• **What is required**
Select all lines in the records that include "модель".

A block of data
........
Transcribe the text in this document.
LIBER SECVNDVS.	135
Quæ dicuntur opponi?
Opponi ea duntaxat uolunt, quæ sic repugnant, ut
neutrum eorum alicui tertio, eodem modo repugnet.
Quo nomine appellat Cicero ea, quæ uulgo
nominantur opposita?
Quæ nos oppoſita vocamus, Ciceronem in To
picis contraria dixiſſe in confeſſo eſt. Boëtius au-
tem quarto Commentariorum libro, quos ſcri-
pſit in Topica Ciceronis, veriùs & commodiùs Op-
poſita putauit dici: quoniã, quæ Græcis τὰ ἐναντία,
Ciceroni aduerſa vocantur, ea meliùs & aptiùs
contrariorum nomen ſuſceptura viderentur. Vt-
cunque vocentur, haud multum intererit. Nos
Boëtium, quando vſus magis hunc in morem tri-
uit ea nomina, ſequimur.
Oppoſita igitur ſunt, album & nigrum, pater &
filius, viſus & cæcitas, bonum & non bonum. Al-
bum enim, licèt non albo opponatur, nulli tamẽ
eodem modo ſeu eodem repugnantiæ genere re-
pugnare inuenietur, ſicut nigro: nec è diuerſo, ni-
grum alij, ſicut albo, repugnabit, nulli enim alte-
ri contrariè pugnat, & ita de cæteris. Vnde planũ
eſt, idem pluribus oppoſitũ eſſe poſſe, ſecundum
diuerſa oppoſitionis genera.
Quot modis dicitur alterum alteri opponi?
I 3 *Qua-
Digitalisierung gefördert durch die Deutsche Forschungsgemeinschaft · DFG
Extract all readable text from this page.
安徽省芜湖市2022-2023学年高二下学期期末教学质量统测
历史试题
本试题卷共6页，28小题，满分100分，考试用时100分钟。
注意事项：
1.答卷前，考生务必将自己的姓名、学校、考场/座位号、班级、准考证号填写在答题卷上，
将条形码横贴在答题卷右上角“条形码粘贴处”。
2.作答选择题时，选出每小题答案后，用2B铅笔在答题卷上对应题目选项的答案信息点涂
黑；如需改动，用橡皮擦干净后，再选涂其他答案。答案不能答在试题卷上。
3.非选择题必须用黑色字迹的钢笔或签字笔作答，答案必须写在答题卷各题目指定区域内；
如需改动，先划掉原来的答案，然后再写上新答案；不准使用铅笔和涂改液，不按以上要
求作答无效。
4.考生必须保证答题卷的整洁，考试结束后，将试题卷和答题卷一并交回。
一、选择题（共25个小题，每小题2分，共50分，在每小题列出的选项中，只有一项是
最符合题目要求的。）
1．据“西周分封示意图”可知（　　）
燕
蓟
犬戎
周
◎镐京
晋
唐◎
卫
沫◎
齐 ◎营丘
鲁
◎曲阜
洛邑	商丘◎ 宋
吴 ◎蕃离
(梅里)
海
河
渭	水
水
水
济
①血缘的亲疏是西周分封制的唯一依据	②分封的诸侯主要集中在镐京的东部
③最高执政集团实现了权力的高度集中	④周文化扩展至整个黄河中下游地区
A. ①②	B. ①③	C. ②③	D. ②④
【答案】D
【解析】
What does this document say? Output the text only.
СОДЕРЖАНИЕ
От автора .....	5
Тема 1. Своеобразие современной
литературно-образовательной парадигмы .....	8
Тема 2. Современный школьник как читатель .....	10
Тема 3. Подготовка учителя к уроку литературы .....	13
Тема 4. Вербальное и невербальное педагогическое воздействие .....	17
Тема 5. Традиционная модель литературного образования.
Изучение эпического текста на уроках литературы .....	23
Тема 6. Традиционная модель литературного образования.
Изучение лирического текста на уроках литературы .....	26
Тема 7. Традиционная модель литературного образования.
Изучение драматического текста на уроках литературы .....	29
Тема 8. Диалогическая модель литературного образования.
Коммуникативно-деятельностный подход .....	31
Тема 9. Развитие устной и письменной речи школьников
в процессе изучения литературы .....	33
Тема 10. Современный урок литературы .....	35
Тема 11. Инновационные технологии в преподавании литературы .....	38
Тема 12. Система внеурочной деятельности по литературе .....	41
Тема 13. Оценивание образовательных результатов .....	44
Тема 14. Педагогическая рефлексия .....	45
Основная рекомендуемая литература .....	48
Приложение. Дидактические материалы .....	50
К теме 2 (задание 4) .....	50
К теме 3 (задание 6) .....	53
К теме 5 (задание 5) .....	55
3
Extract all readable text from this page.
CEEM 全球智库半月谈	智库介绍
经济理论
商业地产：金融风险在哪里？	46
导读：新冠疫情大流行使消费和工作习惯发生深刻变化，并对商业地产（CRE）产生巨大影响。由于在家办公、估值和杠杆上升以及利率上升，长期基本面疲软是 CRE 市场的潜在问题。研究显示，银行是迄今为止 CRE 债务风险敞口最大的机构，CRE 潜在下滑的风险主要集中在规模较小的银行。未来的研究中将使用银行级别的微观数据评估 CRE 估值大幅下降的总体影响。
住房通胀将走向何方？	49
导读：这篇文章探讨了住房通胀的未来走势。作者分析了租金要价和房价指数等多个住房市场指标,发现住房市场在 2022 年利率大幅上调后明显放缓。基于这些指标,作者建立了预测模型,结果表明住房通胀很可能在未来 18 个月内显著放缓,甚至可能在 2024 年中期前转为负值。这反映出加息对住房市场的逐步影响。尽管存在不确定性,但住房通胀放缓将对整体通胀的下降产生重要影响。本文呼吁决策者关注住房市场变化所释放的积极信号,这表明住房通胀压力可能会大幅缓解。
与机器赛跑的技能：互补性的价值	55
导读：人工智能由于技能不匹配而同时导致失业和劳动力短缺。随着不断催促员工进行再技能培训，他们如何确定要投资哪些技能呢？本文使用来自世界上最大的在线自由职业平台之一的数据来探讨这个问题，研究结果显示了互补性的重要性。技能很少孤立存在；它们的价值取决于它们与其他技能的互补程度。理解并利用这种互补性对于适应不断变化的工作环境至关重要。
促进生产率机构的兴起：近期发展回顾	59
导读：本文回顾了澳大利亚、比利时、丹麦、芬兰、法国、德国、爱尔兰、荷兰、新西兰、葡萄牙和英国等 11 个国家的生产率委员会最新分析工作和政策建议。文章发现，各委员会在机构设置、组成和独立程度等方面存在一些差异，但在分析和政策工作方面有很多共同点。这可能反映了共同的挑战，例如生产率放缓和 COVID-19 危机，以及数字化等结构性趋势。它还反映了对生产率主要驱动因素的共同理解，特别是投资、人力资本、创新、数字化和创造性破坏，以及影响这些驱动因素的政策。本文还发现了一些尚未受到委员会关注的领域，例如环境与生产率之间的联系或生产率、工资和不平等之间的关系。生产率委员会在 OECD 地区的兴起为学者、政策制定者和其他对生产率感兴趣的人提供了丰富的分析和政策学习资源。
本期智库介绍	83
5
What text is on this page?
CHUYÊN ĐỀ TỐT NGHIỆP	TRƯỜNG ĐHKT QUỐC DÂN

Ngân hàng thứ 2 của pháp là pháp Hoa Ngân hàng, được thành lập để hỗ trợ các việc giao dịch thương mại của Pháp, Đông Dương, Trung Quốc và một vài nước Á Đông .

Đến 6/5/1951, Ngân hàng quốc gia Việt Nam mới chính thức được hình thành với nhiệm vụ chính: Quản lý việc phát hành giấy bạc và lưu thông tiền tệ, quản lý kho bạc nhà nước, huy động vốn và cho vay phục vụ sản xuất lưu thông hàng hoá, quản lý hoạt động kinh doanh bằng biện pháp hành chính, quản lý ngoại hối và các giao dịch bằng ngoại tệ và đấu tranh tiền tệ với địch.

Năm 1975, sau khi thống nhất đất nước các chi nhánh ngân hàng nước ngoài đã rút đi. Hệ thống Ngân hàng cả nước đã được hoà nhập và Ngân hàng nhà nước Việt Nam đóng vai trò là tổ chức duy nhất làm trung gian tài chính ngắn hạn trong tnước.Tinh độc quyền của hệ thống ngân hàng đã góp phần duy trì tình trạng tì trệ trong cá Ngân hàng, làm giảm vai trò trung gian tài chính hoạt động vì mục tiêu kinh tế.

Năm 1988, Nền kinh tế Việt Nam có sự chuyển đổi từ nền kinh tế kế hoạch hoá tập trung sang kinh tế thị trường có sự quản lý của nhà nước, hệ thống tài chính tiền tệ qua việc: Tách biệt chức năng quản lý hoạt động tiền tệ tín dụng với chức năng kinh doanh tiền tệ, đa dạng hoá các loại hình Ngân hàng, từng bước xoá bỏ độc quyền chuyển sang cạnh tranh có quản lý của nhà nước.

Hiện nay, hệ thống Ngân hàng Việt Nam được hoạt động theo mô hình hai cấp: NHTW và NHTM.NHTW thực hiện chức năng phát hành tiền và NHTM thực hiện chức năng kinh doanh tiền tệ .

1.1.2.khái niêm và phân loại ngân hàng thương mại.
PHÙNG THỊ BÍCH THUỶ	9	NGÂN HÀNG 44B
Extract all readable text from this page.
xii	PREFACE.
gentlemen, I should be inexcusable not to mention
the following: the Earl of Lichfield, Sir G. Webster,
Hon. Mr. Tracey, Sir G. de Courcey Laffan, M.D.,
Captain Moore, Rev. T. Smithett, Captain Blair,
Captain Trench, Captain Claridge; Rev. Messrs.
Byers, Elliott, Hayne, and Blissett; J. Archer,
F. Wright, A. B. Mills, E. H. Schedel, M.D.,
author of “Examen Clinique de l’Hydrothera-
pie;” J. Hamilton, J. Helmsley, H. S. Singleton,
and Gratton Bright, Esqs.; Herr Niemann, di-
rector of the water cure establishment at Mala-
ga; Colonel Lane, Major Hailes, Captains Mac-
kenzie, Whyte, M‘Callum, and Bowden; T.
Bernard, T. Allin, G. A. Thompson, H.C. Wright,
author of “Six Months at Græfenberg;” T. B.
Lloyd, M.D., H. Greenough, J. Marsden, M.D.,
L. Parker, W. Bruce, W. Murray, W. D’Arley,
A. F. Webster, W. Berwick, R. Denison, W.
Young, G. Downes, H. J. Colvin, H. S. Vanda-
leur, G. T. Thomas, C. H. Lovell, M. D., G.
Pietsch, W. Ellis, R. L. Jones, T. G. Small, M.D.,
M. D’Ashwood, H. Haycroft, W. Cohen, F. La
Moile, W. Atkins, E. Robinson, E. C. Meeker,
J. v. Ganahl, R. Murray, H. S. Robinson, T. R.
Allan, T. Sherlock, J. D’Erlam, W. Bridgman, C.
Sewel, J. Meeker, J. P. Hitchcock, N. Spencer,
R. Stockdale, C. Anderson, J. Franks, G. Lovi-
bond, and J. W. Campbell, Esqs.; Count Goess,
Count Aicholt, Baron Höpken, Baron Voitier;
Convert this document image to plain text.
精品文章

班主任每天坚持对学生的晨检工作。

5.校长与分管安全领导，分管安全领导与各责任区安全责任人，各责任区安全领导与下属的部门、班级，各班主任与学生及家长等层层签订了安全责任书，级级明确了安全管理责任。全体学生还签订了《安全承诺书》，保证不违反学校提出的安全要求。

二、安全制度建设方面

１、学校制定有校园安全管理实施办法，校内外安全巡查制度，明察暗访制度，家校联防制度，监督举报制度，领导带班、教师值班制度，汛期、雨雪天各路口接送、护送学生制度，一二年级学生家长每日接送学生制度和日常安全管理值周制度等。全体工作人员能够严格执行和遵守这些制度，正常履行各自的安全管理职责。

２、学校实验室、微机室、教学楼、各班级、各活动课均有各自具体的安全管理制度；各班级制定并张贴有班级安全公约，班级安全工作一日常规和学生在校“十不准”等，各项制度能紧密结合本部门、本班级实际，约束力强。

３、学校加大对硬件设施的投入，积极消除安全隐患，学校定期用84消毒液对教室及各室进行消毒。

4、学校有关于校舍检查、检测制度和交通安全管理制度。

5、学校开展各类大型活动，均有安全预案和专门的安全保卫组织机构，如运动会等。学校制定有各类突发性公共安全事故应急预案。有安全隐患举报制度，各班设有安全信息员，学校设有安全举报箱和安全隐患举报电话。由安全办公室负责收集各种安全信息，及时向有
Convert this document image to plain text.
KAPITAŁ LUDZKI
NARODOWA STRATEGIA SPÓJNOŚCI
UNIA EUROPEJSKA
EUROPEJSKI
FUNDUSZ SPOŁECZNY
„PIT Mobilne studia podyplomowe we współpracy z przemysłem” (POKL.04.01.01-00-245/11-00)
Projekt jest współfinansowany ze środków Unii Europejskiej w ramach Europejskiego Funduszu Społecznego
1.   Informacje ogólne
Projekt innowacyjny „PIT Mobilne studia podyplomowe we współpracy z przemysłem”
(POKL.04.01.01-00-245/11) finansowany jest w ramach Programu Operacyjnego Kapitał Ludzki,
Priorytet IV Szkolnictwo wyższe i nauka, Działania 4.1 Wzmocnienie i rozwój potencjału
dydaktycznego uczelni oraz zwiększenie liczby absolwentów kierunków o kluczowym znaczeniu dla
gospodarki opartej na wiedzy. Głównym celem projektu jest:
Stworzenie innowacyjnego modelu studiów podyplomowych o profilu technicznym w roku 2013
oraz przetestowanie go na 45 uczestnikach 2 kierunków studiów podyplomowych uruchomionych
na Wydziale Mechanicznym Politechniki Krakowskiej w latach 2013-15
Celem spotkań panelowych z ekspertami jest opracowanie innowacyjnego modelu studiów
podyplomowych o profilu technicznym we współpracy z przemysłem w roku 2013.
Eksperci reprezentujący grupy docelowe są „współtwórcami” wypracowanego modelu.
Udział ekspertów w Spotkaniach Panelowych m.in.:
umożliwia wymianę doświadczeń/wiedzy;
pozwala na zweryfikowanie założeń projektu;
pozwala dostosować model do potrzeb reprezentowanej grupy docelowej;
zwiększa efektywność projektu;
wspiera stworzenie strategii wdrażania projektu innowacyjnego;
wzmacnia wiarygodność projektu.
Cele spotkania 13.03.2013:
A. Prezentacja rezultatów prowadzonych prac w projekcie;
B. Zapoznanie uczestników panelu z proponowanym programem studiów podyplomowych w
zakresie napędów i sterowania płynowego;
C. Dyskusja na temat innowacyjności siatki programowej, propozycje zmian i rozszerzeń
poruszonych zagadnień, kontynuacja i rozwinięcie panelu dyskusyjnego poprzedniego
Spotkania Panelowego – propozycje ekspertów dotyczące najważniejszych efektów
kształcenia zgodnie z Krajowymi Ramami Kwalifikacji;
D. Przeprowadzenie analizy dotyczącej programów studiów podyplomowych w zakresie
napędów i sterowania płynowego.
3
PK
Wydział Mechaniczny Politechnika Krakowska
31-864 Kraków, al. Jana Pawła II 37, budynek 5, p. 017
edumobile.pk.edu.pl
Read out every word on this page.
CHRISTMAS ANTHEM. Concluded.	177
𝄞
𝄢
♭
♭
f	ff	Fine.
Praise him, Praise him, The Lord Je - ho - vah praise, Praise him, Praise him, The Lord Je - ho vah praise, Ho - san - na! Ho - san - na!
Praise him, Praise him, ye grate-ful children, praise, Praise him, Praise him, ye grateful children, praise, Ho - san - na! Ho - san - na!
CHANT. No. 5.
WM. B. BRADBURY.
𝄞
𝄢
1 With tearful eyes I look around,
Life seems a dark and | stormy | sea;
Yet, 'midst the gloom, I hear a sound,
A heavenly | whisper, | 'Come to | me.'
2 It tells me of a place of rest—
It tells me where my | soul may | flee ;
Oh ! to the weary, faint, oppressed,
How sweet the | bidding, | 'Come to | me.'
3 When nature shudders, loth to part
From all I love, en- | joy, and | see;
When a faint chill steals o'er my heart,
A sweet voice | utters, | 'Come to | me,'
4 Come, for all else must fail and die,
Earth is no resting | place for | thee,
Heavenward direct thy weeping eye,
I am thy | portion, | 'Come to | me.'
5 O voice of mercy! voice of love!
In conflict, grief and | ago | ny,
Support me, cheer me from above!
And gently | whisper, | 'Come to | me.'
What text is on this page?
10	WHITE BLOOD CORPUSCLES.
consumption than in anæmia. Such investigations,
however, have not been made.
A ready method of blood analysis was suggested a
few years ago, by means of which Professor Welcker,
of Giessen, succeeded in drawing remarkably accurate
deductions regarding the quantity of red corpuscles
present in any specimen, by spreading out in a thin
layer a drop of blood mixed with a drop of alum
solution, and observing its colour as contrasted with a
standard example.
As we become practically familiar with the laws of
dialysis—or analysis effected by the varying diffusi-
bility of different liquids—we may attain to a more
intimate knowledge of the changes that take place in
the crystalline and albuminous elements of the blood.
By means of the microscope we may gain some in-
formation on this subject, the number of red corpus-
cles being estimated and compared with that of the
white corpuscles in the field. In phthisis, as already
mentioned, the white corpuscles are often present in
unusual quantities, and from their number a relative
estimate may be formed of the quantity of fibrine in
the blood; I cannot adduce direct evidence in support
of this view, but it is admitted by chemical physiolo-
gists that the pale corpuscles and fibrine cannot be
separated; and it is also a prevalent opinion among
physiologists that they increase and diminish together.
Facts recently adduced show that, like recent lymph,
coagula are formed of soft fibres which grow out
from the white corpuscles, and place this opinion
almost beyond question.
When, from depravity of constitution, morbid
........
• **The reply**
Тема 5. Традиционная модель литературного образования.
Тема 6. Традиционная модель литературного образования.
Тема 7. Традиционная модель литературного образования.
Тема 8. Диалогическая модель литературного образования.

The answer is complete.